* [Required task] Go through the records and copy each line where the word "udającym" occurs.

* [Excerpted data]
--- begin ---

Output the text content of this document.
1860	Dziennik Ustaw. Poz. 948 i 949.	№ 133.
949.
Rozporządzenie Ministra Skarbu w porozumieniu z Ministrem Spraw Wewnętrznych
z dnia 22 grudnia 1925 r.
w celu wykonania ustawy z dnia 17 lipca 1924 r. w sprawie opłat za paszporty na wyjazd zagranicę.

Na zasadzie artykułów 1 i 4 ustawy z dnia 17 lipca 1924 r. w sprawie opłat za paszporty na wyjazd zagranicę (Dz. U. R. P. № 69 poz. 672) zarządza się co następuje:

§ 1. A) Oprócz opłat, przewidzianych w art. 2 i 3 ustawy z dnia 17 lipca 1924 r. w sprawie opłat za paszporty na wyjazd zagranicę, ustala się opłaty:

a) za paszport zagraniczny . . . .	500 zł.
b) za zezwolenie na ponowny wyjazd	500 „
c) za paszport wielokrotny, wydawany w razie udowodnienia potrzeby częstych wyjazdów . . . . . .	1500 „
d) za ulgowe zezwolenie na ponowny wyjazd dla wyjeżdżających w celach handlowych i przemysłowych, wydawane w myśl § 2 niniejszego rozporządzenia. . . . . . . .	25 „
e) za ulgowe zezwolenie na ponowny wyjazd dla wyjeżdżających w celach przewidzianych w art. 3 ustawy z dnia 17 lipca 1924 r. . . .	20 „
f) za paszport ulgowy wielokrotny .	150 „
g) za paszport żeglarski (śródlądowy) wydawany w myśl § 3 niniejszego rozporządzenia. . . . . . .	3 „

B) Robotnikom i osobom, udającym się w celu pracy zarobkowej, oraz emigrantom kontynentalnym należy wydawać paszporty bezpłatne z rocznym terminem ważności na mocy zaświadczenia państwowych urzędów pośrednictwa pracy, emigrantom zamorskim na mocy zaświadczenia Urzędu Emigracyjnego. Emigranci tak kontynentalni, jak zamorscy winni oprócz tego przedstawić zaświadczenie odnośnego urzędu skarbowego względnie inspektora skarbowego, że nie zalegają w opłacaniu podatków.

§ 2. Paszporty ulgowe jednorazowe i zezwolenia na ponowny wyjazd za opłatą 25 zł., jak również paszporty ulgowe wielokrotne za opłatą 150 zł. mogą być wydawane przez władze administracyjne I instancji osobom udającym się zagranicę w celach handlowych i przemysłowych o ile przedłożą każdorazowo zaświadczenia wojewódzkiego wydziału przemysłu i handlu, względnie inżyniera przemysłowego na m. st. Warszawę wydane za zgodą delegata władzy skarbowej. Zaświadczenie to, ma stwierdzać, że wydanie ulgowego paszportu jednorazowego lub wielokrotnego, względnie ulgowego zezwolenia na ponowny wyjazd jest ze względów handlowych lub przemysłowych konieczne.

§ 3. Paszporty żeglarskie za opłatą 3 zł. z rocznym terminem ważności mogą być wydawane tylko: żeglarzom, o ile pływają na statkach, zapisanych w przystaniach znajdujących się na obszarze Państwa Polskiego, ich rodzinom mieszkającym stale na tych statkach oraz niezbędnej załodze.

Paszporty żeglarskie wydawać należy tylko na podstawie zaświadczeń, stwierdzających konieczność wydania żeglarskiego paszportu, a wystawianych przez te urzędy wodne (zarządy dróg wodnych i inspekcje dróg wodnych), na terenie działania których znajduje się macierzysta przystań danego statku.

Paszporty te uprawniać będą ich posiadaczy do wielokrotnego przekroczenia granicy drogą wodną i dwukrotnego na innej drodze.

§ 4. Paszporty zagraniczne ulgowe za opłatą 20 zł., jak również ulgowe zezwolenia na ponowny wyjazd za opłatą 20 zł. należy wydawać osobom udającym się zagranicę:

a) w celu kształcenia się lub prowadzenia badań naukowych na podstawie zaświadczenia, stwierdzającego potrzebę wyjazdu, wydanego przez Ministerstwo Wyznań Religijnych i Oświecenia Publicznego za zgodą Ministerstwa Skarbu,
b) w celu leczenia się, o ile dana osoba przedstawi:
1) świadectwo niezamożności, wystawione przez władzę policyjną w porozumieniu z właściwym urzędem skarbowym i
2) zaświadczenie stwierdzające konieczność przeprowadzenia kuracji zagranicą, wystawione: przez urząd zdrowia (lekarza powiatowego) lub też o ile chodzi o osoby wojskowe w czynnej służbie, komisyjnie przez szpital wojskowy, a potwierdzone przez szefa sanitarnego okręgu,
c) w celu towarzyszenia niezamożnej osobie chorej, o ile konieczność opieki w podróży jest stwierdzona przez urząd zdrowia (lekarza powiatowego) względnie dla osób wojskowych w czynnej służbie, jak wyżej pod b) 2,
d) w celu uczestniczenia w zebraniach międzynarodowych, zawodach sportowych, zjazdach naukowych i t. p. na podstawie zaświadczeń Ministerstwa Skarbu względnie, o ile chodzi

--- end ---
--- begin ---

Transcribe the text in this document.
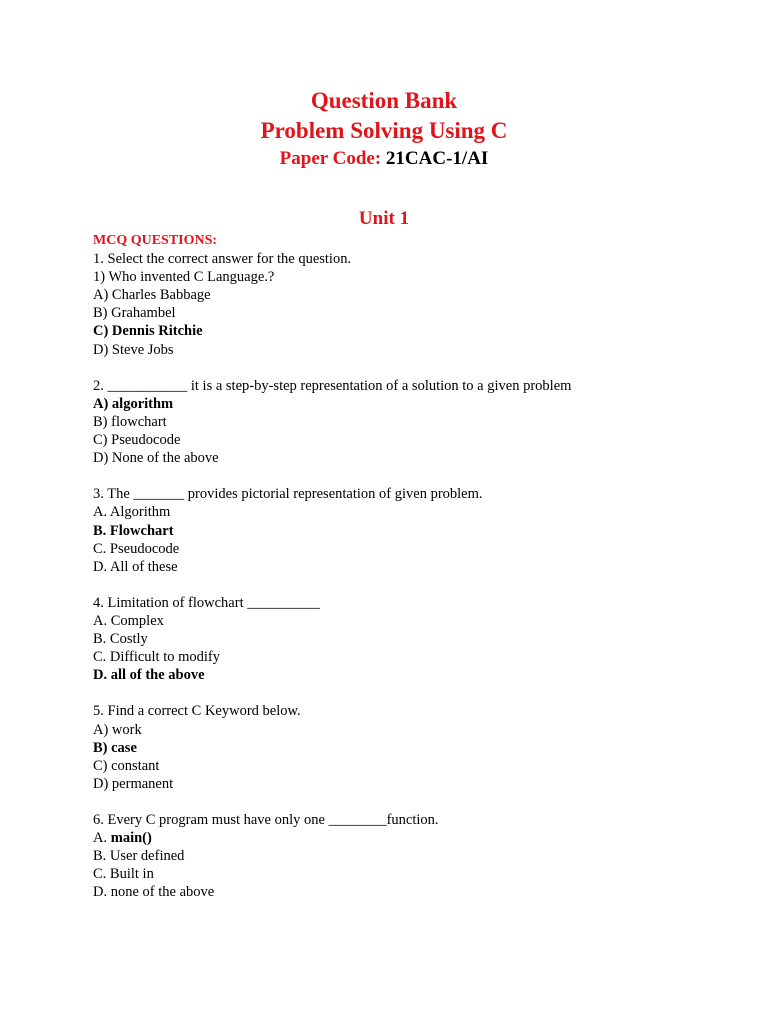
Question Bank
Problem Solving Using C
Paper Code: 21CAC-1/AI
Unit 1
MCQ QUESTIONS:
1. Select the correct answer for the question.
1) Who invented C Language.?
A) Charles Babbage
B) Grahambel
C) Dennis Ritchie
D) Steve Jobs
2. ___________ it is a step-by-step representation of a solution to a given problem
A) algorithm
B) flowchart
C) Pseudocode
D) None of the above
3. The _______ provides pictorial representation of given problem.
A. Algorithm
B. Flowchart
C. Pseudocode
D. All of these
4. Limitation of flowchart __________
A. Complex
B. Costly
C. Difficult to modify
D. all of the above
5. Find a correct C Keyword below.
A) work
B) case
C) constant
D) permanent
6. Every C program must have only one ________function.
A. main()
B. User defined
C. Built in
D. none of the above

--- end ---

* [Task solution]
B) Robotnikom i osobom, udającym się w celu pracy zarobkowej, oraz emigrantom kontynentalnym należy wydawać paszporty bezpłatne z rocznym terminem ważności na mocy zaświadczenia państwowych urzędów pośrednictwa pracy, emigrantom zamorskim na mocy zaświadczenia Urzędu Emigracyjnego. Emigranci tak kontynentalni, jak zamorscy winni oprócz tego przedstawić zaświadczenie odnośnego urzędu skarbowego względnie inspektora skarbowego, że nie zalegają w opłacaniu podatków.
§ 2. Paszporty ulgowe jednorazowe i zezwolenia na ponowny wyjazd za opłatą 25 zł., jak również paszporty ulgowe wielokrotne za opłatą 150 zł. mogą być wydawane przez władze administracyjne I instancji osobom udającym się zagranicę w celach handlowych i przemysłowych o ile przedłożą każdorazowo zaświadczenia wojewódzkiego wydziału przemysłu i handlu, względnie inżyniera przemysłowego na m. st. Warszawę wydane za zgodą delegata władzy skarbowej. Zaświadczenie to, ma stwierdzać, że wydanie ulgowego paszportu jednorazowego lub wielokrotnego, względnie ulgowego zezwolenia na ponowny wyjazd jest ze względów handlowych lub przemysłowych konieczne.
§ 4. Paszporty zagraniczne ulgowe za opłatą 20 zł., jak również ulgowe zezwolenia na ponowny wyjazd za opłatą 20 zł. należy wydawać osobom udającym się zagranicę:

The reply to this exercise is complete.